::: DATASET RECORDS :::
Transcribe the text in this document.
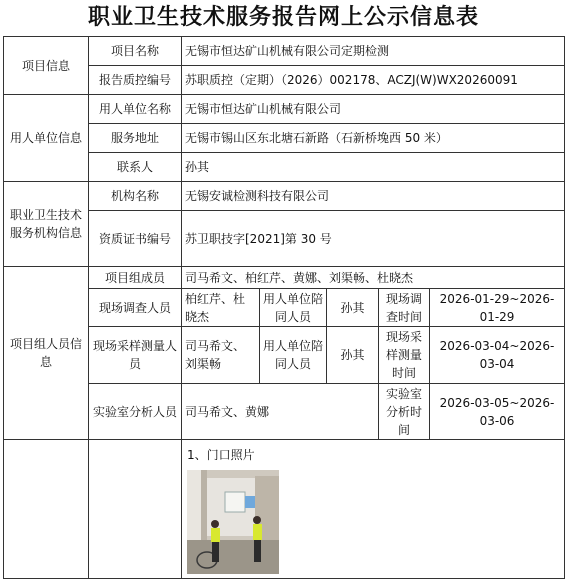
职业卫生技术服务报告网上公示信息表
项目信息	项目名称	无锡市恒达矿山机械有限公司定期检测				
	报告质控编号	苏职质控（定期）（2026）002178、ACZJ(W)WX20260091				
用人单位信息	用人单位名称	无锡市恒达矿山机械有限公司				
	服务地址	无锡市锡山区东北塘石新路（石新桥堍西 50 米）				
	联系人	孙其				
职业卫生技术服务机构信息	机构名称	无锡安诚检测科技有限公司				
	资质证书编号	苏卫职技字[2021]第 30 号				
项目组人员信息	项目组成员	司马希文、柏红芹、黄娜、刘渠畅、杜晓杰				
	现场调查人员	柏红芹、杜晓杰	用人单位陪同人员	孙其	现场调查时间	2026-01-29~2026-01-29
	现场采样测量人员	司马希文、刘渠畅	用人单位陪同人员	孙其	现场采样测量时间	2026-03-04~2026-03-04
	实验室分析人员	司马希文、黄娜			实验室分析时间	2026-03-05~2026-03-06

		1、门口照片				
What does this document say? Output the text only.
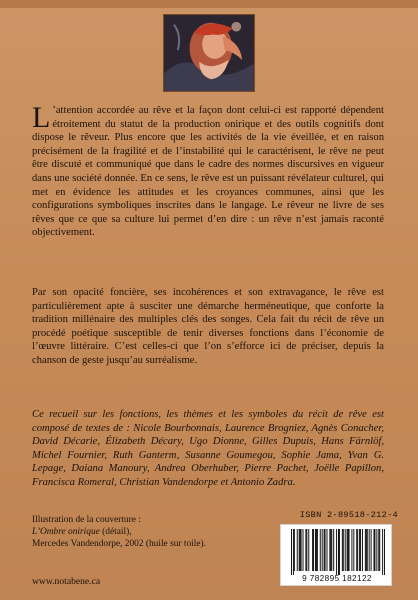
L ’attention accordée au rêve et la façon dont celui-ci est rapporté dépendent étroitement du statut de la production onirique et des outils cognitifs dont dispose le rêveur. Plus encore que les activités de la vie éveillée, et en raison précisément de la fragilité et de l’instabilité qui le caractérisent, le rêve ne peut être discuté et communiqué que dans le cadre des normes discursives en vigueur dans une société donnée. En ce sens, le rêve est un puissant révélateur culturel, qui met en évidence les attitudes et les croyances communes, ainsi que les configurations symboliques inscrites dans le langage. Le rêveur ne livre de ses rêves que ce que sa culture lui permet d’en dire : un rêve n’est jamais raconté objectivement.
Par son opacité foncière, ses incohérences et son extravagance, le rêve est particulièrement apte à susciter une démarche herméneutique, que conforte la tradition millénaire des multiples clés des songes. Cela fait du récit de rêve un procédé poétique susceptible de tenir diverses fonctions dans l’économie de l’œuvre littéraire. C’est celles-ci que l’on s’efforce ici de préciser, depuis la chanson de geste jusqu’au surréalisme.
Ce recueil sur les fonctions, les thèmes et les symboles du récit de rêve est composé de textes de : Nicole Bourbonnais, Laurence Brogniez, Agnès Conacher, David Décarie, Élizabeth Décary, Ugo Dionne, Gilles Dupuis, Hans Färnlöf, Michel Fournier, Ruth Ganterт, Susanne Goumegou, Sophie Jama, Yvan G. Lepage, Daiana Manoury, Andrea Oberhuber, Pierre Pachet, Joëlle Papillon, Francisca Romeral, Christian Vandendorpe et Antonio Zadra.
Illustration de la couverture :
L’Ombre onirique (détail),
Mercedes Vandendorpe, 2002 (huile sur toile).
ISBN 2-89518-212-4
9 782895 182122
www.notabene.ca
:::
STATED EXERCISE ▸
Copy every record character for character. Skip the pictures.

ANSWER TO THE PROBLEM ▸
Transcribe the text in this document.
职业卫生技术服务报告网上公示信息表
项目信息	项目名称	无锡市恒达矿山机械有限公司定期检测				
	报告质控编号	苏职质控（定期）（2026）002178、ACZJ(W)WX20260091				
用人单位信息	用人单位名称	无锡市恒达矿山机械有限公司				
	服务地址	无锡市锡山区东北塘石新路（石新桥堍西 50 米）				
	联系人	孙其				
职业卫生技术服务机构信息	机构名称	无锡安诚检测科技有限公司				
	资质证书编号	苏卫职技字[2021]第 30 号				
项目组人员信息	项目组成员	司马希文、柏红芹、黄娜、刘渠畅、杜晓杰				
	现场调查人员	柏红芹、杜晓杰	用人单位陪同人员	孙其	现场调查时间	2026-01-29~2026-01-29
	现场采样测量人员	司马希文、刘渠畅	用人单位陪同人员	孙其	现场采样测量时间	2026-03-04~2026-03-04
	实验室分析人员	司马希文、黄娜			实验室分析时间	2026-03-05~2026-03-06

		1、门口照片				
What does this document say? Output the text only.
L ’attention accordée au rêve et la façon dont celui-ci est rapporté dépendent étroitement du statut de la production onirique et des outils cognitifs dont dispose le rêveur. Plus encore que les activités de la vie éveillée, et en raison précisément de la fragilité et de l’instabilité qui le caractérisent, le rêve ne peut être discuté et communiqué que dans le cadre des normes discursives en vigueur dans une société donnée. En ce sens, le rêve est un puissant révélateur culturel, qui met en évidence les attitudes et les croyances communes, ainsi que les configurations symboliques inscrites dans le langage. Le rêveur ne livre de ses rêves que ce que sa culture lui permet d’en dire : un rêve n’est jamais raconté objectivement.
Par son opacité foncière, ses incohérences et son extravagance, le rêve est particulièrement apte à susciter une démarche herméneutique, que conforte la tradition millénaire des multiples clés des songes. Cela fait du récit de rêve un procédé poétique susceptible de tenir diverses fonctions dans l’économie de l’œuvre littéraire. C’est celles-ci que l’on s’efforce ici de préciser, depuis la chanson de geste jusqu’au surréalisme.
Ce recueil sur les fonctions, les thèmes et les symboles du récit de rêve est composé de textes de : Nicole Bourbonnais, Laurence Brogniez, Agnès Conacher, David Décarie, Élizabeth Décary, Ugo Dionne, Gilles Dupuis, Hans Färnlöf, Michel Fournier, Ruth Ganterт, Susanne Goumegou, Sophie Jama, Yvan G. Lepage, Daiana Manoury, Andrea Oberhuber, Pierre Pachet, Joëlle Papillon, Francisca Romeral, Christian Vandendorpe et Antonio Zadra.
Illustration de la couverture :
L’Ombre onirique (détail),
Mercedes Vandendorpe, 2002 (huile sur toile).
ISBN 2-89518-212-4
9 782895 182122
www.notabene.ca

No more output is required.